| WRITTEN EXERCISE |
Identify and reproduce every line holding the string "type".

Data items

####################

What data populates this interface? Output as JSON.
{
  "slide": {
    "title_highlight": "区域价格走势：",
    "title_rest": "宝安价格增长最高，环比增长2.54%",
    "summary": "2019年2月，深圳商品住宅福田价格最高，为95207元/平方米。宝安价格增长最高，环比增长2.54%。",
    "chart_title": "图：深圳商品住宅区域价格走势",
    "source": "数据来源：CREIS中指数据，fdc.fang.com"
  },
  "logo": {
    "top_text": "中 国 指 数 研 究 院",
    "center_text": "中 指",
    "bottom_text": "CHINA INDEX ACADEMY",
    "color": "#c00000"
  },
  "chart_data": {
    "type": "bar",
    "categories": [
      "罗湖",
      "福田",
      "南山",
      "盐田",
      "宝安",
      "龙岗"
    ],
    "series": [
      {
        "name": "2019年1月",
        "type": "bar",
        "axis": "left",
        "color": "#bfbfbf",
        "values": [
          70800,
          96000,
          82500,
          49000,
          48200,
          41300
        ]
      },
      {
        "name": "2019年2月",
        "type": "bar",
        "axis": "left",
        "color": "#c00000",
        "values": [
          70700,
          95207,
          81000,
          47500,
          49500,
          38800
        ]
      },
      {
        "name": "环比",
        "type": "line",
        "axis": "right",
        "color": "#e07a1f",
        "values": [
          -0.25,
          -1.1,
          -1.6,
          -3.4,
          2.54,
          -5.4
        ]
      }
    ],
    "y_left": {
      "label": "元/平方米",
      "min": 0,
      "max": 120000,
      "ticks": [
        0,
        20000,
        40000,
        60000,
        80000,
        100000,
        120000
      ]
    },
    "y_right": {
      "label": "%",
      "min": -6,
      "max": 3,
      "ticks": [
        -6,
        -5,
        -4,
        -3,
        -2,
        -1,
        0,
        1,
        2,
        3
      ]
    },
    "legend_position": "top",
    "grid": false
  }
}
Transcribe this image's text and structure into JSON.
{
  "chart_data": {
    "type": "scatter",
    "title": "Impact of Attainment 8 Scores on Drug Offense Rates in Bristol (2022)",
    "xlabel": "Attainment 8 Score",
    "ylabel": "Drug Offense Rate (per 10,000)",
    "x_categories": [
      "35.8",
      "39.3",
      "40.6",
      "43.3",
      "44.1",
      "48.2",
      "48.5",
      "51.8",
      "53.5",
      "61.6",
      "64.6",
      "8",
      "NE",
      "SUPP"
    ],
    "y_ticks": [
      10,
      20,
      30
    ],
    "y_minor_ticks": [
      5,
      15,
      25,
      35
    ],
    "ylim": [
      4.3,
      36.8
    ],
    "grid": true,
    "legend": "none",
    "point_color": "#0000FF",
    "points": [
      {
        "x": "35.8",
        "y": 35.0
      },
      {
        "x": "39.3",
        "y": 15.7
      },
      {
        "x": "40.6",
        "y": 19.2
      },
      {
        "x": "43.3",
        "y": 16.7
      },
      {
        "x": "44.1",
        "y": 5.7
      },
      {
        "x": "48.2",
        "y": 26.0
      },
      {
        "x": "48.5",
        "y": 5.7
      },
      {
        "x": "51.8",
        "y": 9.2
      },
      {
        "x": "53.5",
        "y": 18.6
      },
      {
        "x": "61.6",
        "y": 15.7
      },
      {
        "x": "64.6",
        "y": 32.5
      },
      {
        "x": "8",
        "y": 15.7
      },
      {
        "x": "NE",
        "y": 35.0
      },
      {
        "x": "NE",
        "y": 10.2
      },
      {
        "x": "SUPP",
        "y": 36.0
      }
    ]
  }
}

####################

| FINAL RESULT |
    "type": "bar",
        "type": "bar",
        "type": "bar",
        "type": "line",
    "type": "scatter",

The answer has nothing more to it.